Available data ->
━━━━

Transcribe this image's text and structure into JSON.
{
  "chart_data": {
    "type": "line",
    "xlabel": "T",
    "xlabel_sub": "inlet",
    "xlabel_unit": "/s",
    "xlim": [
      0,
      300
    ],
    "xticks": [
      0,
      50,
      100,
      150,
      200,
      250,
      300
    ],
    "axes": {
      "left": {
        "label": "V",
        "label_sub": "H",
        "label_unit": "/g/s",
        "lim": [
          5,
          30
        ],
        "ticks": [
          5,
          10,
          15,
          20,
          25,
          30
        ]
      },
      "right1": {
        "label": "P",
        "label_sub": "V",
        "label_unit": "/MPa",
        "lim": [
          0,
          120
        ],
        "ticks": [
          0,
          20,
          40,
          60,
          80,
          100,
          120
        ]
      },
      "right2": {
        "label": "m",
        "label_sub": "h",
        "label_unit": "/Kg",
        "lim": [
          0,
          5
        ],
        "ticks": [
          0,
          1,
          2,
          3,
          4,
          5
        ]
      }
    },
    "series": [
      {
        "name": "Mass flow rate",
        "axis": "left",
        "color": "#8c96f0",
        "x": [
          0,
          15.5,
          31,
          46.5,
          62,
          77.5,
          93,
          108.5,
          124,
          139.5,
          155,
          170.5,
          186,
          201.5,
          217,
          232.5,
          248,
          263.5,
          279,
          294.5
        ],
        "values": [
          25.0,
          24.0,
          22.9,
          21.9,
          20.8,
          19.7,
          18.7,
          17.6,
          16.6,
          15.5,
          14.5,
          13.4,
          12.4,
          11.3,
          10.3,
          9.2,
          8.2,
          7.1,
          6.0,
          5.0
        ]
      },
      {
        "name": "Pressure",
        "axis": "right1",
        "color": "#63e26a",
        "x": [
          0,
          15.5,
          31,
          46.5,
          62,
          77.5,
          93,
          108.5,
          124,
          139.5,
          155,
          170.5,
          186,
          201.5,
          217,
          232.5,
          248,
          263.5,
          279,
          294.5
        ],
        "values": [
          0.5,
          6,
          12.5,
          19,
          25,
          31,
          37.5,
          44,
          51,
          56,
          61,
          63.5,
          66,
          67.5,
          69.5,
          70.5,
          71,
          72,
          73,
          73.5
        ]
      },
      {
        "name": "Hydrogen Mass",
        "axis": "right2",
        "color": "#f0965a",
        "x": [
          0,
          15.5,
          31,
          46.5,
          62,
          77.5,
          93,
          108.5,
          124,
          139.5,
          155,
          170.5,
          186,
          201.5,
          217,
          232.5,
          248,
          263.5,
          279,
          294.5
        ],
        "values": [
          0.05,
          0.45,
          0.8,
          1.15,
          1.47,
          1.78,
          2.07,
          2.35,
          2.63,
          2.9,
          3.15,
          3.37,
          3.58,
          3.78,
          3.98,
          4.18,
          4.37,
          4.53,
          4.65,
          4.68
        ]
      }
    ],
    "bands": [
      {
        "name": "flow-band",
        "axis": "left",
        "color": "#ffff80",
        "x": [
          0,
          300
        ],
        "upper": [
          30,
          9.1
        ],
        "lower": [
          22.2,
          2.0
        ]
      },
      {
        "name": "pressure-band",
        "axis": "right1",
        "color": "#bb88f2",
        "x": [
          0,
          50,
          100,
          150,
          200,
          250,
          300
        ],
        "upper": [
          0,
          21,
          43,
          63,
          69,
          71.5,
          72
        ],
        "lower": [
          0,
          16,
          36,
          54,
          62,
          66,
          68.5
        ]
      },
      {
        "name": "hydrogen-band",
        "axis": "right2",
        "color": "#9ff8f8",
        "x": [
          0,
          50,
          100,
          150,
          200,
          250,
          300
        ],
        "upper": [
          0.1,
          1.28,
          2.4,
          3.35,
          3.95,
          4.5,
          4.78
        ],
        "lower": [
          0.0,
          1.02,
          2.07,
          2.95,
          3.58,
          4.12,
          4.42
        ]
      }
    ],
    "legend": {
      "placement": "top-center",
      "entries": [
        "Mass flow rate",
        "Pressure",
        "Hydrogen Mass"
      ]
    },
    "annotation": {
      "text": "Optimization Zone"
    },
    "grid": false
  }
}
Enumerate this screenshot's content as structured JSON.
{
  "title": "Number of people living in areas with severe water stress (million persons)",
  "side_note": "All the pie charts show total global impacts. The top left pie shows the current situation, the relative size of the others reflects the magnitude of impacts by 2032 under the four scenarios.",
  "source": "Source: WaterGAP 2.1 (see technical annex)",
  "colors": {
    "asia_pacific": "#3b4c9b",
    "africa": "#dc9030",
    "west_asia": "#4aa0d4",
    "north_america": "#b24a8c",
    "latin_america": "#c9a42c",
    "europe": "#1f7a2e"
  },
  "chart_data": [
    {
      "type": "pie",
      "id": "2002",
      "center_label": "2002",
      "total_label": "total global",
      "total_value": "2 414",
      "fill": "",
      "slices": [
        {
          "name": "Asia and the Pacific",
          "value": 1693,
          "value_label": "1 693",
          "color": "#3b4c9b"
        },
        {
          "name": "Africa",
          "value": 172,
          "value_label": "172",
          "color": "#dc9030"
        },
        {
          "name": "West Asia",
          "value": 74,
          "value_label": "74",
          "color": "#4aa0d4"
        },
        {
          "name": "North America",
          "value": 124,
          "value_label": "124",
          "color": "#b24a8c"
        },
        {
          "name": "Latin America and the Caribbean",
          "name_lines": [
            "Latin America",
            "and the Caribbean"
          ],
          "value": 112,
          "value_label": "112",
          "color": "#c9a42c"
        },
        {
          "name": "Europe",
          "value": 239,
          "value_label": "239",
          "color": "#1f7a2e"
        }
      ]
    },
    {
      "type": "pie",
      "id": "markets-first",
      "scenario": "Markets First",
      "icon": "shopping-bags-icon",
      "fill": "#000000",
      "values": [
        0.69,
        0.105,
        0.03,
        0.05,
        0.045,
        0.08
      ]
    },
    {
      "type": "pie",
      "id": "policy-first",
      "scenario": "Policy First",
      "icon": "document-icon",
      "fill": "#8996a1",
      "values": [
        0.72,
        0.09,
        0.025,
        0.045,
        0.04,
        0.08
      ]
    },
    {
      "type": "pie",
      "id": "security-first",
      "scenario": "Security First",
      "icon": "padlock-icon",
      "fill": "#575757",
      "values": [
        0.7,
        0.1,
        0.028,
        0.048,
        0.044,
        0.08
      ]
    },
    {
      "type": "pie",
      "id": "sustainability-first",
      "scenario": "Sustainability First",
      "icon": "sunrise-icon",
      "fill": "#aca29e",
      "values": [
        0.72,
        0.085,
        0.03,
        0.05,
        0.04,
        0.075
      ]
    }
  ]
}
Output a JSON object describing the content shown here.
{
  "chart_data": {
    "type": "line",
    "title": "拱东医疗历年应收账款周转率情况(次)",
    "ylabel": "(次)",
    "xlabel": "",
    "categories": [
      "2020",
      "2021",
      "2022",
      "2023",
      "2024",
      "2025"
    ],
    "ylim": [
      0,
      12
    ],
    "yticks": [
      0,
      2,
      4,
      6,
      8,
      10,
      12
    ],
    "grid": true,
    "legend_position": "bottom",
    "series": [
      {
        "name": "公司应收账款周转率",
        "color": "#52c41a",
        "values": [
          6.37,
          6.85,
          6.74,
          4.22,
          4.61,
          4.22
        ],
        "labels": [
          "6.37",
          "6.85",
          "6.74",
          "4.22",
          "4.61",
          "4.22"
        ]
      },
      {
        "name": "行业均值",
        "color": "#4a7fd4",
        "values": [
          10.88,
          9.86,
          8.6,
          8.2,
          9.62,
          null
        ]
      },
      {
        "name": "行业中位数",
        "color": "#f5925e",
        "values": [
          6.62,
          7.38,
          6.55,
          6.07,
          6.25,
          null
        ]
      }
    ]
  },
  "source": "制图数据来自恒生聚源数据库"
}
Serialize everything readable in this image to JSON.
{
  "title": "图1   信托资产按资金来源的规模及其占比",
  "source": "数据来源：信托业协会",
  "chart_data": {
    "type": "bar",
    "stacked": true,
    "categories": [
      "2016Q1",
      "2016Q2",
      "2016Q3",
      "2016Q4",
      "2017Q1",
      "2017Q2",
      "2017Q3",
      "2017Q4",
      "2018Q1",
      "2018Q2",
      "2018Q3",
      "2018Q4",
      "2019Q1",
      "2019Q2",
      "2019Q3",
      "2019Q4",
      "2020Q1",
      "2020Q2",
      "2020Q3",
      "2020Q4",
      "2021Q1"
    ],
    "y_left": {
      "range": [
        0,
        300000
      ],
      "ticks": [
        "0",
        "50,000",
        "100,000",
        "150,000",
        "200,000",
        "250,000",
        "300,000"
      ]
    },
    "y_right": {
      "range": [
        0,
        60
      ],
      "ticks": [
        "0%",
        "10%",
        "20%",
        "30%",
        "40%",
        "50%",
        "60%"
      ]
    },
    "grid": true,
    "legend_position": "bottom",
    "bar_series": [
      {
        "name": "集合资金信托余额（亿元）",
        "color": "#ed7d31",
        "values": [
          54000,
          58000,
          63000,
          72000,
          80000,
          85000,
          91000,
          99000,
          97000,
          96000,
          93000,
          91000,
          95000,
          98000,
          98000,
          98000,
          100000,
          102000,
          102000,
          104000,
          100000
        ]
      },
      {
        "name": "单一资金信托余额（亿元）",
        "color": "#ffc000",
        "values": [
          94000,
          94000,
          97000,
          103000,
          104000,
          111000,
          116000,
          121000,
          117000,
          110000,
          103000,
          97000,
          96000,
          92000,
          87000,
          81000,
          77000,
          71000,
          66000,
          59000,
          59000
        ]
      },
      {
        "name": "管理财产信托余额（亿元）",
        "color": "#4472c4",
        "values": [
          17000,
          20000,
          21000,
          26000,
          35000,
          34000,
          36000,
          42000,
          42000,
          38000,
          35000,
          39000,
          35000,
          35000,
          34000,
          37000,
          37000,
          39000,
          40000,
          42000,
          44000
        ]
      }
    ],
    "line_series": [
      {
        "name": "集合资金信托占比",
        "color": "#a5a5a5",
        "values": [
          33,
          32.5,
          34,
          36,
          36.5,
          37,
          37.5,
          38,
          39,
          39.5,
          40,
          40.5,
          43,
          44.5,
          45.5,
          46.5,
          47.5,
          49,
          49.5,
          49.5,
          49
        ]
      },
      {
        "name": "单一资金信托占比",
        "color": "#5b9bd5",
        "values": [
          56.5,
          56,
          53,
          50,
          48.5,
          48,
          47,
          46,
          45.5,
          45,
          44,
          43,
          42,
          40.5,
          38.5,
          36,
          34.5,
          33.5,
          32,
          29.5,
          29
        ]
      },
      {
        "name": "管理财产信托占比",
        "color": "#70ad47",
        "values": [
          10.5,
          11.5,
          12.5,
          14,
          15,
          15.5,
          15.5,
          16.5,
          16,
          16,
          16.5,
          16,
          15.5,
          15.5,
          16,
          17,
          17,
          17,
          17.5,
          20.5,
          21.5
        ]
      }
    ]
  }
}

━━━━

In the records, locate each line holding the string "image" and copy it.

Transcribe this image's text and structure into JSON.
Serialize everything readable in this image to JSON.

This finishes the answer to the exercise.